> [Supplied material]:

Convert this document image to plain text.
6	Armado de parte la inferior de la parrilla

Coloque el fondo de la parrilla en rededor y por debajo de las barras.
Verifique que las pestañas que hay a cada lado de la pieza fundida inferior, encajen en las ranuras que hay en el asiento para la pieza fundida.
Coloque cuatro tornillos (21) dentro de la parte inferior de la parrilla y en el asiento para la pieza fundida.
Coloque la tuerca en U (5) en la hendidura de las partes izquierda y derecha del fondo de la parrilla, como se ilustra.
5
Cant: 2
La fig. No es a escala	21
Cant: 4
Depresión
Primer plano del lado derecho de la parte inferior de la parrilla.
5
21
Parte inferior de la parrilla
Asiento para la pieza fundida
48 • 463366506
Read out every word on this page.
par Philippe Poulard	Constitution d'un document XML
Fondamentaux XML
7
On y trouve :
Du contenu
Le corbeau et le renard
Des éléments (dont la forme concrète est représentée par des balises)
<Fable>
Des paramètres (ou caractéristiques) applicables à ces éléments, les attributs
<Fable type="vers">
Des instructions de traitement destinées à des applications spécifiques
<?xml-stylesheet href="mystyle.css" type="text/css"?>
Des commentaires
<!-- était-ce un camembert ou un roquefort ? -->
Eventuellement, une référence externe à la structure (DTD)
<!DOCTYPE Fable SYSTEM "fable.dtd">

--

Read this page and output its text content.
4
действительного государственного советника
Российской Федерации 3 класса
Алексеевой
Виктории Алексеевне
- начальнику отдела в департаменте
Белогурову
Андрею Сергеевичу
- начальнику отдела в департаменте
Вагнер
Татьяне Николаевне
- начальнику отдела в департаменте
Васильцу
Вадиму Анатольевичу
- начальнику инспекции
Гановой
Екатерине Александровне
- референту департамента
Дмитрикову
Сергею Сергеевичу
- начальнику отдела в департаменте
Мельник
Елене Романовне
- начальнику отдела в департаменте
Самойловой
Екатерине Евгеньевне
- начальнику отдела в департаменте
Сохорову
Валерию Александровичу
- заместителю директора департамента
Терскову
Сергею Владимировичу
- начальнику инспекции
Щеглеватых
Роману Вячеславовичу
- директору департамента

> [Written exercise]:
Across the records, how many lines contain "text"? Only the number should be given.

> [Written reply]:
3